[Source records]
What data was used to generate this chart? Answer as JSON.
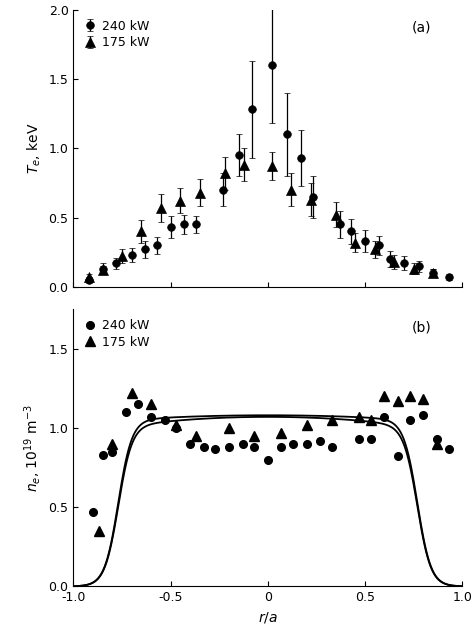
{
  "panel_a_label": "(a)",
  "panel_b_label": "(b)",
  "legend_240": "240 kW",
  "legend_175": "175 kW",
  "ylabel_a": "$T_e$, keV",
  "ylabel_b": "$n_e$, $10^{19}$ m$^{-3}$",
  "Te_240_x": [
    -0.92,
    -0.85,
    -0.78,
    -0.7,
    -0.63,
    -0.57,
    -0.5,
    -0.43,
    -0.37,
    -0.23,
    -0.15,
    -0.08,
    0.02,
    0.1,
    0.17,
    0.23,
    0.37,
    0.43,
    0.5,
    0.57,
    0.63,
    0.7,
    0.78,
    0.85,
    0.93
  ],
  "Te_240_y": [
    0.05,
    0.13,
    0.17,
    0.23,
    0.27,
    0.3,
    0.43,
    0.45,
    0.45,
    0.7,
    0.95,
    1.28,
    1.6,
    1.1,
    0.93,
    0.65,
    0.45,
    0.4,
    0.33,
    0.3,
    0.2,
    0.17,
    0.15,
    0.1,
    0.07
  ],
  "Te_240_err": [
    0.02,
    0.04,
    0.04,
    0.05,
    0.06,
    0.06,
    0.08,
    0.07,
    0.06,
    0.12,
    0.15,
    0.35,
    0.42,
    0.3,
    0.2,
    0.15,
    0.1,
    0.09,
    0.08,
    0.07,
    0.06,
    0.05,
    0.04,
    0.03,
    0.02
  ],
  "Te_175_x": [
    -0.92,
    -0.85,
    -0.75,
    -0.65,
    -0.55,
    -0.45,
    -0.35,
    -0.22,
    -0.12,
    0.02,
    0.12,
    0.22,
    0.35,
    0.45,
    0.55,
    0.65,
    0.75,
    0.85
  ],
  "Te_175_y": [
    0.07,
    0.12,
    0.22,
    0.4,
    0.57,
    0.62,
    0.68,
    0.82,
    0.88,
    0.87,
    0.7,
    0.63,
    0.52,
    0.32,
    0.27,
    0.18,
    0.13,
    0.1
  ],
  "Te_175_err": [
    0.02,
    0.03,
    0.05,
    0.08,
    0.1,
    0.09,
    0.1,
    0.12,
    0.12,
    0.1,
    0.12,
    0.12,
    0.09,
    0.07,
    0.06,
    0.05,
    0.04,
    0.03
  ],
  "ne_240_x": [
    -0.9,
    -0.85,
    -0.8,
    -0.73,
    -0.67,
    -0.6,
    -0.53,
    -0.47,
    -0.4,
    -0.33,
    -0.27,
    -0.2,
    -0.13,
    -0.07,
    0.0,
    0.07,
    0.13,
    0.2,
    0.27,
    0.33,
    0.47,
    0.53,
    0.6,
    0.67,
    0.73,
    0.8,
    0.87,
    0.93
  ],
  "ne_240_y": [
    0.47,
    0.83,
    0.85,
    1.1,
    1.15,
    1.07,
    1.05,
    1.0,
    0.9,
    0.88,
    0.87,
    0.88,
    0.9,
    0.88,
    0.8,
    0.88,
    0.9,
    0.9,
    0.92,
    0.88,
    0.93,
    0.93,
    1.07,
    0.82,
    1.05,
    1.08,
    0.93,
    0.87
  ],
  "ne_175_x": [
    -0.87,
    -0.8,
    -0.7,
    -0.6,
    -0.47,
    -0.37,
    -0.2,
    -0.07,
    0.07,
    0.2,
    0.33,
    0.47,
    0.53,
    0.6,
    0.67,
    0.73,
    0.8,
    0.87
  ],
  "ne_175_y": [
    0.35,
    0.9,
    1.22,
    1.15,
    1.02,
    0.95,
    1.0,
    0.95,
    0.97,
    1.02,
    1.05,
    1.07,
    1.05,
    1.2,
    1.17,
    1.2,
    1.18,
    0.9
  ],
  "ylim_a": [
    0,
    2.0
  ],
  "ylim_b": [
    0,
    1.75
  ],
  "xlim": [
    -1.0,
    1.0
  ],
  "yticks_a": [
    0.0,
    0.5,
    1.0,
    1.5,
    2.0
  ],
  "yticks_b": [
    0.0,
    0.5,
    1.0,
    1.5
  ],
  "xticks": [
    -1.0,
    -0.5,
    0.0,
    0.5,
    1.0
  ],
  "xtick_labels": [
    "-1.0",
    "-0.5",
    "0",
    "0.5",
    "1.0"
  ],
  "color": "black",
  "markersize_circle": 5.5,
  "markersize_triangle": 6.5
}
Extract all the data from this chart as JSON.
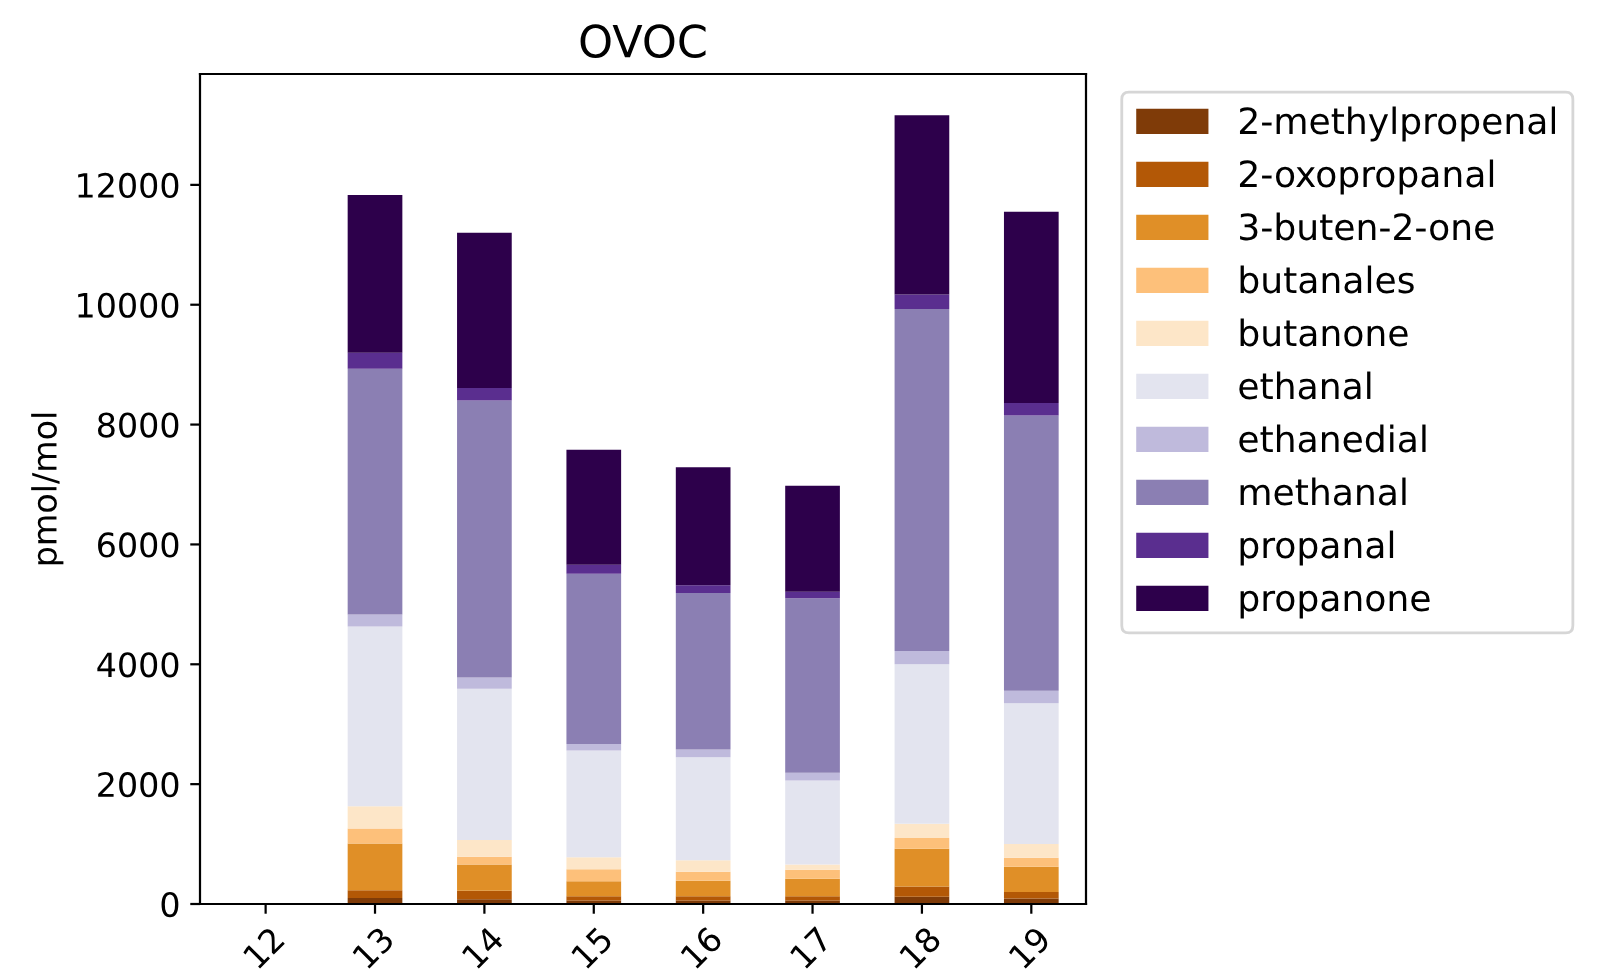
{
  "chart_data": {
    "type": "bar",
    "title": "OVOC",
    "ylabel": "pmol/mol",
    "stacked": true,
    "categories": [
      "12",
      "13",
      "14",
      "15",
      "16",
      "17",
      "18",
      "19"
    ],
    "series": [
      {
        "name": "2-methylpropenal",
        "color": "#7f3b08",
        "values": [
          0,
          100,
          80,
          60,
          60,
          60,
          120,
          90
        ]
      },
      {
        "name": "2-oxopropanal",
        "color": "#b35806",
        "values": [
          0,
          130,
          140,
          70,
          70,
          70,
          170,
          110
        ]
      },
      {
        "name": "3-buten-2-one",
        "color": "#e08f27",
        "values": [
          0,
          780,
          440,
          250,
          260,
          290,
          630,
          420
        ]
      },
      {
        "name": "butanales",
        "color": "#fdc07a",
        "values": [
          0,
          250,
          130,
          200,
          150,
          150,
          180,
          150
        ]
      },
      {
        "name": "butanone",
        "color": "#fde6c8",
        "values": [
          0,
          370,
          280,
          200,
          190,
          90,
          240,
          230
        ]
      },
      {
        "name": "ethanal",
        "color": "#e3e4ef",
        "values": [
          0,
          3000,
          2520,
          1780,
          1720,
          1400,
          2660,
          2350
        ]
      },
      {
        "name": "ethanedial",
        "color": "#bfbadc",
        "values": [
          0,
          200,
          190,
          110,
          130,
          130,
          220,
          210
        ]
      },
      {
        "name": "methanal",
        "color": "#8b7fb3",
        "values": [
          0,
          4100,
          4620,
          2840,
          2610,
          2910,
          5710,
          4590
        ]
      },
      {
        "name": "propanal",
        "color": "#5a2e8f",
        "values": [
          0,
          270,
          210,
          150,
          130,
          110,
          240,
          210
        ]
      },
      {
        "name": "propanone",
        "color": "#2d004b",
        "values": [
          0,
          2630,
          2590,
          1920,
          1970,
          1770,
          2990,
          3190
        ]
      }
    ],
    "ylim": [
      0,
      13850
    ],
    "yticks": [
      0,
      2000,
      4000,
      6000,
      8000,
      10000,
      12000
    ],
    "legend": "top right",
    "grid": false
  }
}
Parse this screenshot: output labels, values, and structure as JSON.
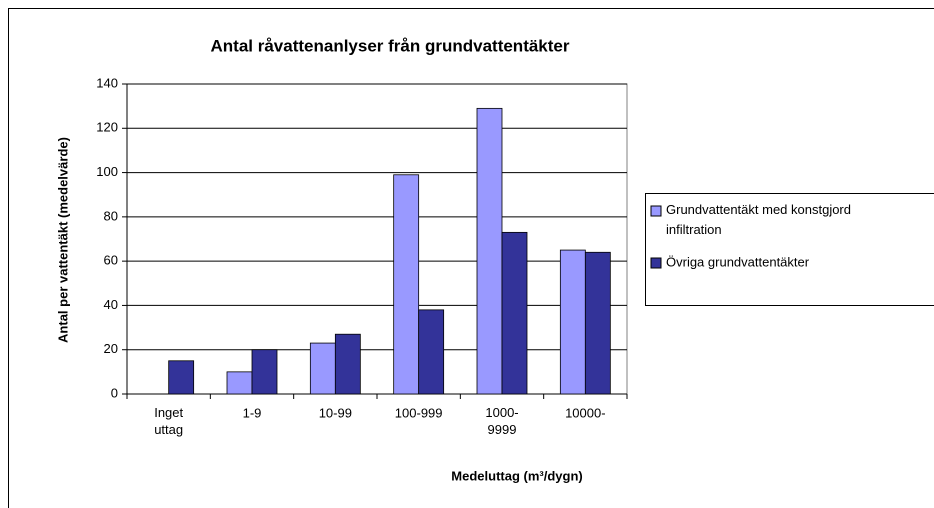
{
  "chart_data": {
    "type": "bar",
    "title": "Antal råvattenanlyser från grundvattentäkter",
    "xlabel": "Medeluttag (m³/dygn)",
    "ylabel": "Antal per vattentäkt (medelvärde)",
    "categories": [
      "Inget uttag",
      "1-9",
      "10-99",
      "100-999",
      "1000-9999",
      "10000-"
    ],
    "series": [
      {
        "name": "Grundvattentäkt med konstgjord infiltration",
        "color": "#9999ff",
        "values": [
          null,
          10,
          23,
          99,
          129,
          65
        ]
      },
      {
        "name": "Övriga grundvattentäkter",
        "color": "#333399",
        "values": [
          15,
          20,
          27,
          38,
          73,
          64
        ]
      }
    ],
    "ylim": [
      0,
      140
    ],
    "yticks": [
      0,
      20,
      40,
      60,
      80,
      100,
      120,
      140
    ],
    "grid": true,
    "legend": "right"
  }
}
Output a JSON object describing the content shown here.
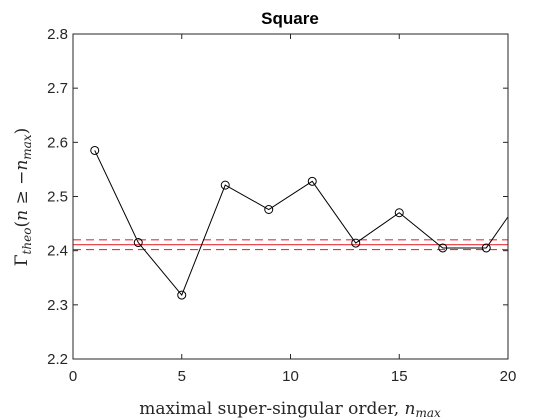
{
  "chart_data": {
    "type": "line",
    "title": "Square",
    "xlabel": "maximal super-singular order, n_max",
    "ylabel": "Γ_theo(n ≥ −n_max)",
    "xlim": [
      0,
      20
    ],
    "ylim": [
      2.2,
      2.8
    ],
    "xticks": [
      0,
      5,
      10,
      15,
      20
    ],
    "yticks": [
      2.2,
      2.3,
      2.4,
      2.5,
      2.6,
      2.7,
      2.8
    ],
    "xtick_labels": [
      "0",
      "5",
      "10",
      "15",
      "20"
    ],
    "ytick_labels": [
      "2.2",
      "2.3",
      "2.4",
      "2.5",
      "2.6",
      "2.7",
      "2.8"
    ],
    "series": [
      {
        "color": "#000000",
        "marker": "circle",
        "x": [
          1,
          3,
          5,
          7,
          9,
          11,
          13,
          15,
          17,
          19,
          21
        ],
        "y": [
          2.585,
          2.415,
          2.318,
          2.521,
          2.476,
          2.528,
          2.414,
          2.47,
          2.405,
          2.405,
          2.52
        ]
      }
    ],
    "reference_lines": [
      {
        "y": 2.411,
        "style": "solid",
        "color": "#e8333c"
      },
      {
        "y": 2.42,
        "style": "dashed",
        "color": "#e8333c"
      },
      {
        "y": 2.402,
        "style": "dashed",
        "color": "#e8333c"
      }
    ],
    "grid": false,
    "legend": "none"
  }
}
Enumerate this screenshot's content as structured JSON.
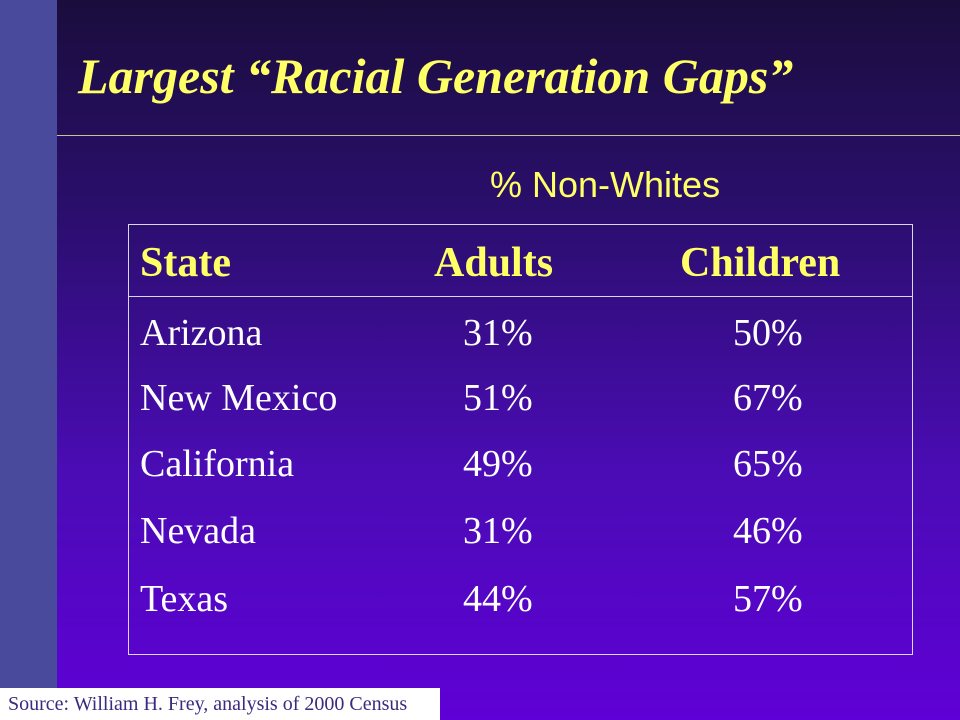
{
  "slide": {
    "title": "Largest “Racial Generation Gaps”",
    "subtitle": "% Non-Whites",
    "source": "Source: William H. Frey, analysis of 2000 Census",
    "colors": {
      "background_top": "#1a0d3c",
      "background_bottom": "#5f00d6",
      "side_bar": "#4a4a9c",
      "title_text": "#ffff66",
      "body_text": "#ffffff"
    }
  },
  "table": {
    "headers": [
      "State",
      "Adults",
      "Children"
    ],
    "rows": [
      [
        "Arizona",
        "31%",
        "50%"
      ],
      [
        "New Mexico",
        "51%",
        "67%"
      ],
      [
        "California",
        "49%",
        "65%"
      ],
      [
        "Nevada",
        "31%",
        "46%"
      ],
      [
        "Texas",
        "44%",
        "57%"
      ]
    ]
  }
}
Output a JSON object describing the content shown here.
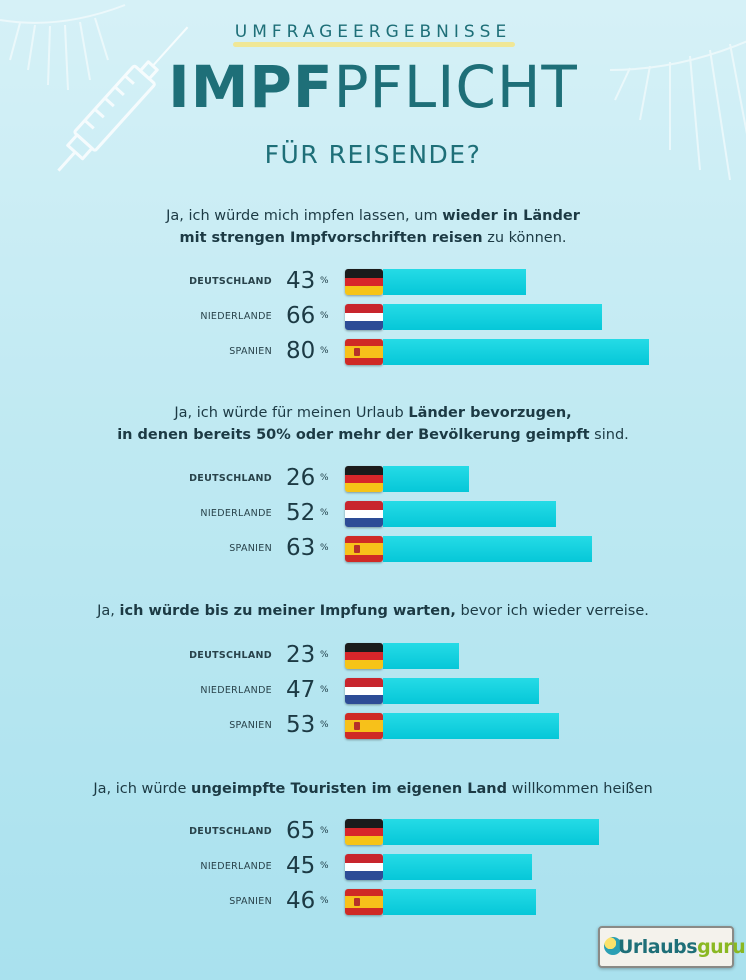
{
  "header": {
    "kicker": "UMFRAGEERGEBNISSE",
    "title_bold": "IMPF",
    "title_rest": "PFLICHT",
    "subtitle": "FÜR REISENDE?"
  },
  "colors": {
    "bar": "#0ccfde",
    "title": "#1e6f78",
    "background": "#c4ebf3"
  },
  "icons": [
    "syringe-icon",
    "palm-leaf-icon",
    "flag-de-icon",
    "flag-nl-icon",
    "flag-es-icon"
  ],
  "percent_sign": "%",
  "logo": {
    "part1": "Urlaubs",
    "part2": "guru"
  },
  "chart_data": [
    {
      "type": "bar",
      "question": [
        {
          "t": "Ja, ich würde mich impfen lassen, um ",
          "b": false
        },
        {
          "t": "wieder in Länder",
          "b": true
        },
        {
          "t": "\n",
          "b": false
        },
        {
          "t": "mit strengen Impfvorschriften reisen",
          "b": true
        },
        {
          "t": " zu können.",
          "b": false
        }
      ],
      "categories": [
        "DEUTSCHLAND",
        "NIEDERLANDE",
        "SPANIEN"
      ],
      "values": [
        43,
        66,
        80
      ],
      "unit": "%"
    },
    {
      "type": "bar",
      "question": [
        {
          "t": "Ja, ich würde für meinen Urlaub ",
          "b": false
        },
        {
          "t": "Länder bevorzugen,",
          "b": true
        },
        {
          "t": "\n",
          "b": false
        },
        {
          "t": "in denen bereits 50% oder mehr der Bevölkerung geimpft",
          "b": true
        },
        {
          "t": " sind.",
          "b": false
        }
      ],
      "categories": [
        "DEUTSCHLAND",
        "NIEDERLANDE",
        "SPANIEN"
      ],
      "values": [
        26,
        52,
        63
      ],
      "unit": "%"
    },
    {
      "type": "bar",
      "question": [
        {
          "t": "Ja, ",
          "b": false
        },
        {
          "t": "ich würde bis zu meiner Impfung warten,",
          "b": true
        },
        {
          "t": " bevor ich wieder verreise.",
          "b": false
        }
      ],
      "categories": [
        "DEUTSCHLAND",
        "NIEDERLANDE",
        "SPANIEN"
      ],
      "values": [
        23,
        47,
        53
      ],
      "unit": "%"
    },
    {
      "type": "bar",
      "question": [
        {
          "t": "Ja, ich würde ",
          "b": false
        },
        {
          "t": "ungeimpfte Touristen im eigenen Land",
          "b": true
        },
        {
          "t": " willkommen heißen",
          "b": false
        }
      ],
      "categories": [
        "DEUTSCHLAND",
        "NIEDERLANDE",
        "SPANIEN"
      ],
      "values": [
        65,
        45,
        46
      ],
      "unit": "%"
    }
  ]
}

What you will do -
Select all lines in the listing above where the word "JSON" appears, and show them.

Reply to the exercise -
What data was used to generate this chart? Answer as JSON.
Extract all the data from this chart as JSON.
Parse this screenshot: output labels, values, and structure as JSON.
Output a JSON object describing the content shown here.
Enumerate this screenshot's content as structured JSON.
Output a JSON object describing the content shown here.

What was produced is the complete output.